**Given data**
==================================================

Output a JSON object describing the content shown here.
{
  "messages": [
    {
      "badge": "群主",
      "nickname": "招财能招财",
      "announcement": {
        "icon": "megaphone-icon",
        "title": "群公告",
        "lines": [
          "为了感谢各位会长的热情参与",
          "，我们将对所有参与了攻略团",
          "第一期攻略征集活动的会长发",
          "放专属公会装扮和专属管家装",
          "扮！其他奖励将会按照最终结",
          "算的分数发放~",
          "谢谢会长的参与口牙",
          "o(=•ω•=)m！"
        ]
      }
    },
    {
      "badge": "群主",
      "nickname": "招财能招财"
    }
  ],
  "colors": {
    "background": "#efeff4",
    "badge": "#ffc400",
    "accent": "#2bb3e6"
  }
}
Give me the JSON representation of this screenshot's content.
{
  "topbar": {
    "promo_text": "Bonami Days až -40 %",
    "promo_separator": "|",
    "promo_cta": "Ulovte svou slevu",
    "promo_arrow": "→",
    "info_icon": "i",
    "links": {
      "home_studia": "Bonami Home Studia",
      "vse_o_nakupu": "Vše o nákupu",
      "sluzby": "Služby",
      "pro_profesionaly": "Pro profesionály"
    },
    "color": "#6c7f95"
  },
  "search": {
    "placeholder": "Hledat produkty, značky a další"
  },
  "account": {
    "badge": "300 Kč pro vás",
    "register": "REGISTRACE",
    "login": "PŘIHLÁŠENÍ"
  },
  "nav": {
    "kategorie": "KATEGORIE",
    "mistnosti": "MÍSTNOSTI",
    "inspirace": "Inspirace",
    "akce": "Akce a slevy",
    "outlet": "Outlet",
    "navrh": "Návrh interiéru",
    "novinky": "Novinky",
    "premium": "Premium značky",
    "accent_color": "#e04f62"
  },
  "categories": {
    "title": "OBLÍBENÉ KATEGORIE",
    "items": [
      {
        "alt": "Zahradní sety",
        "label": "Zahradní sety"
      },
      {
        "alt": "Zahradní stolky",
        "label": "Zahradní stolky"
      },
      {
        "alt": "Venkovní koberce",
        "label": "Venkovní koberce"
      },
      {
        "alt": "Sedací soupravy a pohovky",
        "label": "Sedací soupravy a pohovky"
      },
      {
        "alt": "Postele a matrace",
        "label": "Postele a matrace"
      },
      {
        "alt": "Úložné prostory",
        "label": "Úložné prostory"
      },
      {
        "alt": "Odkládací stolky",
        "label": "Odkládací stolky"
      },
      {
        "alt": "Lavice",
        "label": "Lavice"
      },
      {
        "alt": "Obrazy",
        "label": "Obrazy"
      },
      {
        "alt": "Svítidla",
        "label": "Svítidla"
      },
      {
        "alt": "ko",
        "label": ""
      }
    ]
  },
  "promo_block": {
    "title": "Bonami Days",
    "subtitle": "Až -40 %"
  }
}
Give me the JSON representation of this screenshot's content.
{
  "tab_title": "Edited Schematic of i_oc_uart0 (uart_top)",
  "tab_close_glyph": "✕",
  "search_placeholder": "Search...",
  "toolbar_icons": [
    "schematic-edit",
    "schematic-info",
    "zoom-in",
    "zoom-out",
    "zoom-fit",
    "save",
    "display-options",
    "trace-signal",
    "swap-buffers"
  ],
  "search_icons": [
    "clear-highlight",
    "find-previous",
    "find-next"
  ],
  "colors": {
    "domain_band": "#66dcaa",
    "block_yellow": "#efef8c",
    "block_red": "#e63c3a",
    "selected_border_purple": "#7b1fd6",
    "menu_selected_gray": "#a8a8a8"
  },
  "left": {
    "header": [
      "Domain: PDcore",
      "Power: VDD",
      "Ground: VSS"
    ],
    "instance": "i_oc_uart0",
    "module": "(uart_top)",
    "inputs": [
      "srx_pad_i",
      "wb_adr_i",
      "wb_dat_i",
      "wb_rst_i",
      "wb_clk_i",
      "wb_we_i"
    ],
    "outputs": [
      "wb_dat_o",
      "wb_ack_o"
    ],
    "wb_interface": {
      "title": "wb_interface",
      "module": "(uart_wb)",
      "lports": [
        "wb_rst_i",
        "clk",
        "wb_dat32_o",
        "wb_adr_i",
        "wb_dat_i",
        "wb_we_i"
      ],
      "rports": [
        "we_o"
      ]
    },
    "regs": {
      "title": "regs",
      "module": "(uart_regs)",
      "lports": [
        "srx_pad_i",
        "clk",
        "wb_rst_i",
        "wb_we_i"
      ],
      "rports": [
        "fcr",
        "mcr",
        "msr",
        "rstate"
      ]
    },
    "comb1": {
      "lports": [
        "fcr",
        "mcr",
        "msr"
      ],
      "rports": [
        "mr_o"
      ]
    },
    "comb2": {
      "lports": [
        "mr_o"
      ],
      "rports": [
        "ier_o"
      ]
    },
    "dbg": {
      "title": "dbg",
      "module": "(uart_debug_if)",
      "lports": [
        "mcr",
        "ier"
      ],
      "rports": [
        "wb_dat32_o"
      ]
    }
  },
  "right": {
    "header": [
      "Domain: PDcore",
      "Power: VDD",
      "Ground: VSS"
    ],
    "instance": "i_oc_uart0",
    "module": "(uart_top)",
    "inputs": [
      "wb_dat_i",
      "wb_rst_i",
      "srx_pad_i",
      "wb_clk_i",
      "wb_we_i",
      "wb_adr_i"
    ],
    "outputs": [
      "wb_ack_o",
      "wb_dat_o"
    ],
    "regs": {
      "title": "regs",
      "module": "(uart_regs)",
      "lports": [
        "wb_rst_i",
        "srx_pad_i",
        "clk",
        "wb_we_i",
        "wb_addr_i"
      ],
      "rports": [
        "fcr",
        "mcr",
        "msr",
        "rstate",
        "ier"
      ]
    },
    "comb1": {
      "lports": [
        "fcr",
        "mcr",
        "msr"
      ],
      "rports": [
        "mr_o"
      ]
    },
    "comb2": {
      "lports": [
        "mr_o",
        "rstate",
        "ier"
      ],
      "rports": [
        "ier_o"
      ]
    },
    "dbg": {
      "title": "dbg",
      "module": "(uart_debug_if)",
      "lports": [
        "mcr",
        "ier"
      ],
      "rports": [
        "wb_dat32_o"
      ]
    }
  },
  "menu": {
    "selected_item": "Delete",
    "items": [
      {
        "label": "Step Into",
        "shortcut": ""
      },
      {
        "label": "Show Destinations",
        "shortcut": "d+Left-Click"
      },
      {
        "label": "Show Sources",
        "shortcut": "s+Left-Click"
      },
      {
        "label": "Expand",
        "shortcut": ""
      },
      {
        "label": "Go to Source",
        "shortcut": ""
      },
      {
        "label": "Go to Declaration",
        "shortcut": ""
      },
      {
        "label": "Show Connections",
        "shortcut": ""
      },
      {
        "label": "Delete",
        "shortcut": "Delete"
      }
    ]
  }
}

==================================================

**Direction**
Go back to the listing above and please repeat it exactly.

**Finished task**
Output a JSON object describing the content shown here.
{
  "messages": [
    {
      "badge": "群主",
      "nickname": "招财能招财",
      "announcement": {
        "icon": "megaphone-icon",
        "title": "群公告",
        "lines": [
          "为了感谢各位会长的热情参与",
          "，我们将对所有参与了攻略团",
          "第一期攻略征集活动的会长发",
          "放专属公会装扮和专属管家装",
          "扮！其他奖励将会按照最终结",
          "算的分数发放~",
          "谢谢会长的参与口牙",
          "o(=•ω•=)m！"
        ]
      }
    },
    {
      "badge": "群主",
      "nickname": "招财能招财"
    }
  ],
  "colors": {
    "background": "#efeff4",
    "badge": "#ffc400",
    "accent": "#2bb3e6"
  }
}
Give me the JSON representation of this screenshot's content.
{
  "topbar": {
    "promo_text": "Bonami Days až -40 %",
    "promo_separator": "|",
    "promo_cta": "Ulovte svou slevu",
    "promo_arrow": "→",
    "info_icon": "i",
    "links": {
      "home_studia": "Bonami Home Studia",
      "vse_o_nakupu": "Vše o nákupu",
      "sluzby": "Služby",
      "pro_profesionaly": "Pro profesionály"
    },
    "color": "#6c7f95"
  },
  "search": {
    "placeholder": "Hledat produkty, značky a další"
  },
  "account": {
    "badge": "300 Kč pro vás",
    "register": "REGISTRACE",
    "login": "PŘIHLÁŠENÍ"
  },
  "nav": {
    "kategorie": "KATEGORIE",
    "mistnosti": "MÍSTNOSTI",
    "inspirace": "Inspirace",
    "akce": "Akce a slevy",
    "outlet": "Outlet",
    "navrh": "Návrh interiéru",
    "novinky": "Novinky",
    "premium": "Premium značky",
    "accent_color": "#e04f62"
  },
  "categories": {
    "title": "OBLÍBENÉ KATEGORIE",
    "items": [
      {
        "alt": "Zahradní sety",
        "label": "Zahradní sety"
      },
      {
        "alt": "Zahradní stolky",
        "label": "Zahradní stolky"
      },
      {
        "alt": "Venkovní koberce",
        "label": "Venkovní koberce"
      },
      {
        "alt": "Sedací soupravy a pohovky",
        "label": "Sedací soupravy a pohovky"
      },
      {
        "alt": "Postele a matrace",
        "label": "Postele a matrace"
      },
      {
        "alt": "Úložné prostory",
        "label": "Úložné prostory"
      },
      {
        "alt": "Odkládací stolky",
        "label": "Odkládací stolky"
      },
      {
        "alt": "Lavice",
        "label": "Lavice"
      },
      {
        "alt": "Obrazy",
        "label": "Obrazy"
      },
      {
        "alt": "Svítidla",
        "label": "Svítidla"
      },
      {
        "alt": "ko",
        "label": ""
      }
    ]
  },
  "promo_block": {
    "title": "Bonami Days",
    "subtitle": "Až -40 %"
  }
}
Give me the JSON representation of this screenshot's content.
{
  "tab_title": "Edited Schematic of i_oc_uart0 (uart_top)",
  "tab_close_glyph": "✕",
  "search_placeholder": "Search...",
  "toolbar_icons": [
    "schematic-edit",
    "schematic-info",
    "zoom-in",
    "zoom-out",
    "zoom-fit",
    "save",
    "display-options",
    "trace-signal",
    "swap-buffers"
  ],
  "search_icons": [
    "clear-highlight",
    "find-previous",
    "find-next"
  ],
  "colors": {
    "domain_band": "#66dcaa",
    "block_yellow": "#efef8c",
    "block_red": "#e63c3a",
    "selected_border_purple": "#7b1fd6",
    "menu_selected_gray": "#a8a8a8"
  },
  "left": {
    "header": [
      "Domain: PDcore",
      "Power: VDD",
      "Ground: VSS"
    ],
    "instance": "i_oc_uart0",
    "module": "(uart_top)",
    "inputs": [
      "srx_pad_i",
      "wb_adr_i",
      "wb_dat_i",
      "wb_rst_i",
      "wb_clk_i",
      "wb_we_i"
    ],
    "outputs": [
      "wb_dat_o",
      "wb_ack_o"
    ],
    "wb_interface": {
      "title": "wb_interface",
      "module": "(uart_wb)",
      "lports": [
        "wb_rst_i",
        "clk",
        "wb_dat32_o",
        "wb_adr_i",
        "wb_dat_i",
        "wb_we_i"
      ],
      "rports": [
        "we_o"
      ]
    },
    "regs": {
      "title": "regs",
      "module": "(uart_regs)",
      "lports": [
        "srx_pad_i",
        "clk",
        "wb_rst_i",
        "wb_we_i"
      ],
      "rports": [
        "fcr",
        "mcr",
        "msr",
        "rstate"
      ]
    },
    "comb1": {
      "lports": [
        "fcr",
        "mcr",
        "msr"
      ],
      "rports": [
        "mr_o"
      ]
    },
    "comb2": {
      "lports": [
        "mr_o"
      ],
      "rports": [
        "ier_o"
      ]
    },
    "dbg": {
      "title": "dbg",
      "module": "(uart_debug_if)",
      "lports": [
        "mcr",
        "ier"
      ],
      "rports": [
        "wb_dat32_o"
      ]
    }
  },
  "right": {
    "header": [
      "Domain: PDcore",
      "Power: VDD",
      "Ground: VSS"
    ],
    "instance": "i_oc_uart0",
    "module": "(uart_top)",
    "inputs": [
      "wb_dat_i",
      "wb_rst_i",
      "srx_pad_i",
      "wb_clk_i",
      "wb_we_i",
      "wb_adr_i"
    ],
    "outputs": [
      "wb_ack_o",
      "wb_dat_o"
    ],
    "regs": {
      "title": "regs",
      "module": "(uart_regs)",
      "lports": [
        "wb_rst_i",
        "srx_pad_i",
        "clk",
        "wb_we_i",
        "wb_addr_i"
      ],
      "rports": [
        "fcr",
        "mcr",
        "msr",
        "rstate",
        "ier"
      ]
    },
    "comb1": {
      "lports": [
        "fcr",
        "mcr",
        "msr"
      ],
      "rports": [
        "mr_o"
      ]
    },
    "comb2": {
      "lports": [
        "mr_o",
        "rstate",
        "ier"
      ],
      "rports": [
        "ier_o"
      ]
    },
    "dbg": {
      "title": "dbg",
      "module": "(uart_debug_if)",
      "lports": [
        "mcr",
        "ier"
      ],
      "rports": [
        "wb_dat32_o"
      ]
    }
  },
  "menu": {
    "selected_item": "Delete",
    "items": [
      {
        "label": "Step Into",
        "shortcut": ""
      },
      {
        "label": "Show Destinations",
        "shortcut": "d+Left-Click"
      },
      {
        "label": "Show Sources",
        "shortcut": "s+Left-Click"
      },
      {
        "label": "Expand",
        "shortcut": ""
      },
      {
        "label": "Go to Source",
        "shortcut": ""
      },
      {
        "label": "Go to Declaration",
        "shortcut": ""
      },
      {
        "label": "Show Connections",
        "shortcut": ""
      },
      {
        "label": "Delete",
        "shortcut": "Delete"
      }
    ]
  }
}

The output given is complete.